→ Excerpt
_ _ _ _

So, since around page 3 I realized that this issue is not about Wisconsin's budget, or even about Wisconsin, but about the conservative agenda in national politics, and the 2012 Presidential Election. Why am I throwing out the "Vast Right-Wing Conspiracy" card?

Because a similar thing happened in 2003: statehouses across the country deliberately brought up a contentious issue all at once (at least, the ones controlled by Republicans). After several states put the issue on the map, many referendums appeared on ballots for 2004 (which, coincidentally, also had a Presidential election going on). I'm convinced that issue led to increased Conservative voter turnout, which led to a Republican victory in that year's Presidential election.

Yup, I think that public union-busting is 2012's "Gay Marriage" debate. If I'm right, though, there are several key differences which make me think the national Republicans behind this miscalculated:

- In 2004, the Republicans simply had to hold Bush's votes and bring a few more Conservatives to the polls to hold on. Obama is the incumbent this time around, and if the Republicans want to defeat him they need to actively convert Obama 2008 voters to the other side in 2012, which is more difficult, especially when you're insulting a large portion of them in the process, which leads to....

_ _ _ _

→ Data shown
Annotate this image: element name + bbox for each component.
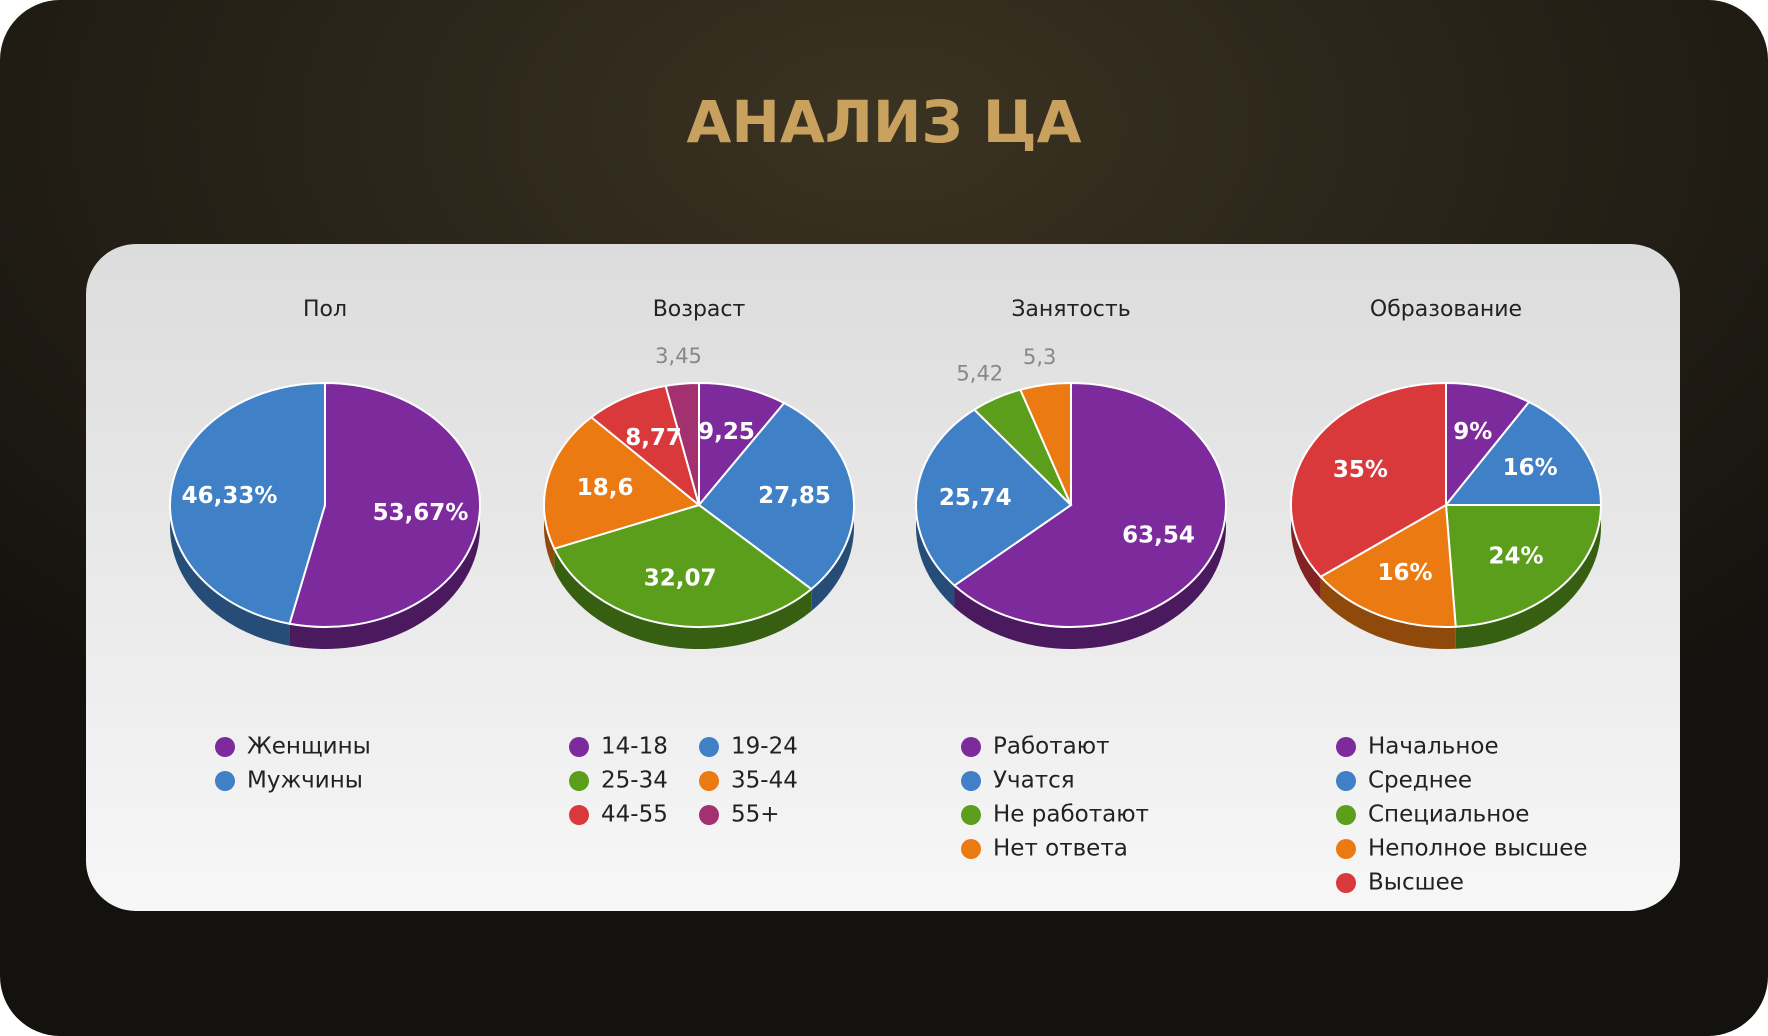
legend-label: Работают (993, 734, 1109, 760)
slice-side (1320, 576, 1456, 649)
legend-label: 19-24 (731, 734, 798, 760)
slice (169, 381, 326, 625)
legend-swatch (961, 771, 981, 791)
legend-label: 25-34 (601, 768, 668, 794)
data-label: 35% (1333, 457, 1388, 483)
data-label: 53,67% (373, 500, 469, 526)
slice (589, 384, 701, 508)
slice-side (954, 383, 1227, 649)
legend-label: Неполное высшее (1368, 836, 1588, 862)
data-label: 9% (1453, 419, 1492, 445)
slice (543, 415, 702, 550)
legend-swatch (961, 805, 981, 825)
slice (552, 503, 813, 628)
card (86, 244, 1680, 911)
legend-swatch (1336, 839, 1356, 859)
slice (1018, 381, 1072, 506)
pie-title: Пол (303, 297, 347, 322)
slice (1443, 400, 1603, 506)
legend-label: Нет ответа (993, 836, 1128, 862)
data-label: 9,25 (698, 419, 755, 445)
data-label: 46,33% (182, 483, 278, 509)
legend-swatch (699, 805, 719, 825)
data-label: 3,45 (655, 344, 702, 368)
legend-swatch (1336, 873, 1356, 893)
slice (952, 381, 1227, 628)
legend-swatch (1336, 805, 1356, 825)
data-label: 25,74 (939, 485, 1012, 511)
slice (698, 381, 786, 508)
data-label: 5,3 (1023, 345, 1056, 369)
legend-swatch (699, 771, 719, 791)
legend-label: 14-18 (601, 734, 668, 760)
legend-label: Начальное (1368, 734, 1499, 760)
legend-label: 35-44 (731, 768, 798, 794)
legend-label: Высшее (1368, 870, 1464, 896)
legend-label: Среднее (1368, 768, 1472, 794)
legend-swatch (1336, 737, 1356, 757)
slice (664, 381, 700, 506)
data-label: 8,77 (625, 425, 682, 451)
legend-swatch (961, 737, 981, 757)
data-label: 27,85 (758, 483, 831, 509)
data-label: 32,07 (644, 566, 717, 592)
slice (1290, 381, 1447, 578)
legend-label: Мужчины (247, 768, 363, 794)
legend-label: Женщины (247, 734, 371, 760)
legend-swatch (569, 737, 589, 757)
slice-side (554, 548, 812, 649)
legend-label: 55+ (731, 802, 780, 828)
legend-label: Специальное (1368, 802, 1529, 828)
slice (915, 408, 1073, 587)
legend-label: 44-55 (601, 802, 668, 828)
legend-swatch (215, 771, 235, 791)
legend-swatch (569, 771, 589, 791)
data-label: 63,54 (1122, 523, 1195, 549)
legend-label: Учатся (993, 768, 1075, 794)
slice (288, 381, 481, 628)
legend-label: Не работают (993, 802, 1149, 828)
pie-title: Занятость (1011, 297, 1130, 322)
legend-swatch (961, 839, 981, 859)
slice (1445, 381, 1531, 508)
data-label: 16% (1503, 455, 1558, 481)
pie-title: Образование (1370, 297, 1522, 322)
legend-swatch (215, 737, 235, 757)
data-label: 5,42 (956, 362, 1003, 386)
slice (697, 401, 855, 591)
data-label: 16% (1378, 560, 1433, 586)
legend-swatch (1336, 771, 1356, 791)
data-label: 18,6 (577, 475, 634, 501)
slice (1444, 504, 1603, 628)
legend-swatch (569, 805, 589, 825)
data-label: 24% (1489, 543, 1544, 569)
legend-swatch (699, 737, 719, 757)
slide-title: АНАЛИЗ ЦА (686, 88, 1081, 156)
slice (1319, 503, 1457, 628)
pie-title: Возраст (653, 297, 746, 322)
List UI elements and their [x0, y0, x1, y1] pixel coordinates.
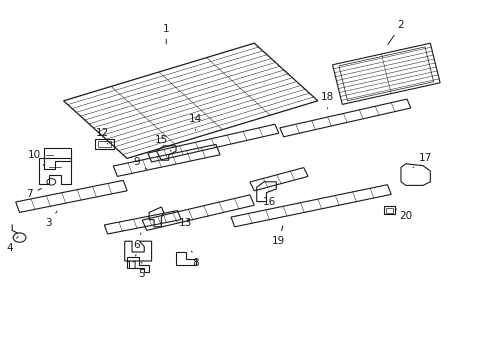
Bar [95, 139, 114, 149]
Text: 4: 4 [6, 236, 18, 253]
Text: 10: 10 [28, 150, 44, 166]
Bar [98, 141, 111, 147]
Text: 17: 17 [412, 153, 431, 167]
Text: 15: 15 [154, 135, 171, 151]
Text: 20: 20 [395, 209, 411, 221]
Text: 16: 16 [262, 191, 275, 207]
Text: 5: 5 [138, 262, 145, 279]
Text: 19: 19 [271, 226, 285, 246]
Text: 6: 6 [133, 233, 141, 250]
Text: 9: 9 [133, 157, 146, 169]
Text: 13: 13 [179, 218, 192, 228]
Text: 18: 18 [320, 92, 334, 109]
Text: 7: 7 [26, 188, 41, 199]
Text: 8: 8 [191, 251, 199, 268]
Bar [383, 206, 394, 214]
Text: 3: 3 [45, 211, 57, 228]
Text: 2: 2 [387, 20, 404, 45]
Text: 12: 12 [96, 128, 109, 144]
Text: 14: 14 [188, 114, 202, 130]
Text: 1: 1 [163, 24, 169, 44]
Text: 11: 11 [125, 255, 139, 271]
Bar [385, 208, 392, 213]
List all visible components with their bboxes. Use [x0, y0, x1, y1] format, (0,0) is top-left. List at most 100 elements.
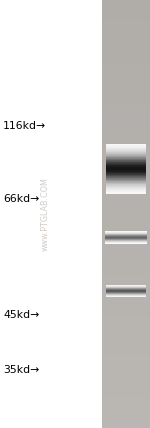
Bar: [102, 351, 150, 355]
Bar: [102, 90, 150, 94]
Bar: [102, 381, 150, 385]
Bar: [106, 155, 146, 156]
Bar: [102, 312, 150, 317]
Bar: [106, 159, 146, 160]
Bar: [102, 116, 150, 120]
Bar: [102, 17, 150, 21]
Bar: [106, 169, 146, 170]
Bar: [102, 128, 150, 133]
Text: 45kd→: 45kd→: [3, 309, 39, 320]
Bar: [106, 168, 146, 169]
Bar: [106, 163, 146, 164]
Bar: [102, 338, 150, 342]
Bar: [106, 157, 146, 158]
Bar: [102, 364, 150, 368]
Bar: [102, 103, 150, 107]
Bar: [106, 181, 146, 182]
Bar: [102, 133, 150, 137]
Bar: [102, 372, 150, 377]
Bar: [102, 201, 150, 205]
Bar: [102, 304, 150, 308]
Text: 35kd→: 35kd→: [3, 365, 39, 375]
Bar: [106, 172, 146, 173]
Bar: [102, 411, 150, 415]
Bar: [102, 60, 150, 64]
Bar: [106, 153, 146, 154]
Bar: [106, 167, 146, 168]
Bar: [102, 270, 150, 274]
Bar: [102, 274, 150, 278]
Bar: [106, 147, 146, 148]
Bar: [106, 182, 146, 183]
Bar: [102, 210, 150, 214]
Bar: [102, 154, 150, 158]
Bar: [106, 185, 146, 186]
Bar: [102, 34, 150, 39]
Bar: [106, 165, 146, 166]
Bar: [106, 178, 146, 179]
Bar: [102, 407, 150, 411]
Bar: [102, 21, 150, 26]
Bar: [106, 146, 146, 147]
Bar: [102, 184, 150, 188]
Bar: [102, 197, 150, 201]
Bar: [106, 150, 146, 151]
Bar: [102, 253, 150, 257]
Bar: [102, 415, 150, 419]
Bar: [102, 300, 150, 304]
Bar: [106, 171, 146, 172]
Bar: [102, 308, 150, 312]
Bar: [102, 398, 150, 402]
Bar: [106, 192, 146, 193]
Bar: [102, 419, 150, 424]
Bar: [106, 162, 146, 163]
Bar: [106, 149, 146, 150]
Bar: [102, 56, 150, 60]
Bar: [102, 30, 150, 34]
Bar: [106, 188, 146, 189]
Bar: [102, 81, 150, 86]
Bar: [102, 282, 150, 287]
Bar: [102, 214, 150, 218]
Bar: [102, 385, 150, 389]
Bar: [102, 111, 150, 116]
Bar: [102, 205, 150, 210]
Bar: [102, 240, 150, 244]
Bar: [106, 177, 146, 178]
Bar: [102, 347, 150, 351]
Bar: [102, 4, 150, 9]
Bar: [102, 295, 150, 300]
Bar: [102, 120, 150, 124]
Bar: [102, 287, 150, 291]
Bar: [102, 167, 150, 171]
Bar: [102, 77, 150, 81]
Bar: [102, 223, 150, 227]
Bar: [102, 389, 150, 394]
Bar: [102, 355, 150, 360]
Bar: [106, 154, 146, 155]
Bar: [102, 334, 150, 338]
Bar: [102, 325, 150, 330]
Bar: [102, 188, 150, 193]
Bar: [102, 330, 150, 334]
Bar: [102, 51, 150, 56]
Text: 116kd→: 116kd→: [3, 121, 46, 131]
Bar: [102, 175, 150, 180]
Bar: [106, 180, 146, 181]
Bar: [102, 424, 150, 428]
Bar: [102, 150, 150, 154]
Bar: [102, 0, 150, 428]
Bar: [106, 148, 146, 149]
Bar: [102, 146, 150, 150]
Bar: [106, 164, 146, 165]
Bar: [102, 193, 150, 197]
Bar: [106, 175, 146, 176]
Bar: [102, 124, 150, 128]
Bar: [106, 174, 146, 175]
Bar: [106, 156, 146, 157]
Bar: [106, 176, 146, 177]
Bar: [106, 160, 146, 161]
Bar: [102, 13, 150, 17]
Bar: [102, 218, 150, 223]
Bar: [106, 183, 146, 184]
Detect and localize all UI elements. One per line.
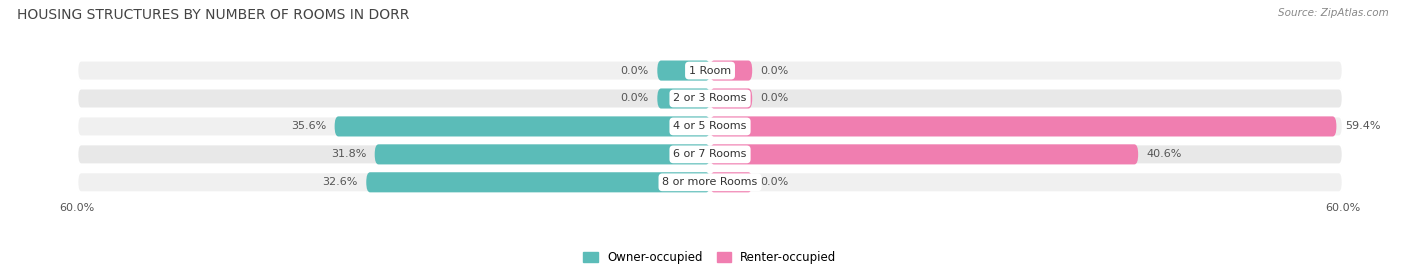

_ _ _ _

→ Required tasks
1. Please output the rows from the line with "Bar [95, 139, 114, 149]" to the line with "Bar [385, 208, 392, 213]", both included, reproducing each line as it appears.
2. Pick up the passage on Wisconsin and the 2012 election after its last sentence and keep writing it.
The rows have no connection to the passage on Wisconsin and the 2012 election.

→ Answers in order
1.
Bar [95, 139, 114, 149]
Text: 4: 4 [6, 236, 18, 253]
Text: 10: 10 [28, 150, 44, 166]
Bar [98, 141, 111, 147]
Text: 17: 17 [412, 153, 431, 167]
Text: 15: 15 [154, 135, 171, 151]
Text: 20: 20 [395, 209, 411, 221]
Text: 16: 16 [262, 191, 275, 207]
Text: 5: 5 [138, 262, 145, 279]
Text: 19: 19 [271, 226, 285, 246]
Text: 6: 6 [133, 233, 141, 250]
Text: 9: 9 [133, 157, 146, 169]
Text: 13: 13 [179, 218, 192, 228]
Text: 18: 18 [320, 92, 334, 109]
Text: 7: 7 [26, 188, 41, 199]
Text: 8: 8 [191, 251, 199, 268]
Bar [383, 206, 394, 214]
Text: 3: 3 [45, 211, 57, 228]
Text: 2: 2 [387, 20, 404, 45]
Text: 12: 12 [96, 128, 109, 144]
Text: 14: 14 [188, 114, 202, 130]
Text: 1: 1 [163, 24, 169, 44]
Text: 11: 11 [125, 255, 139, 271]
Bar [385, 208, 392, 213]

2.
- When you're playing with the politics of division, it helps to pick the right group to marginalize. In 2004, not many people were willing to stick their necks out to defend gays by giving them rights they had not enjoyed previously. This time around, they picked a more politically powerful group that is much more visible. While it might energize the Republican base, it has the potential to also energize the Liberal base against the agenda. (And I still maintain that getting Liberals to agree on anything is a difficult task, so Republicans shouldn't try to help them.)

The irony, of course, is that while we were all paying attention to Wisconsin, Obama may have handed the Republicans a better "Gay Marriage"-type issue: Gay Marriage, or specifically recent decision to no longer defend DOMA on constitutional grounds. I wonder what makes him think that re-opening that debate will lead to different results in 2012? (Especially since if Bush stopped defending a law because he thought it was unconstitutional, Liberals would have had his head on a platter over it.)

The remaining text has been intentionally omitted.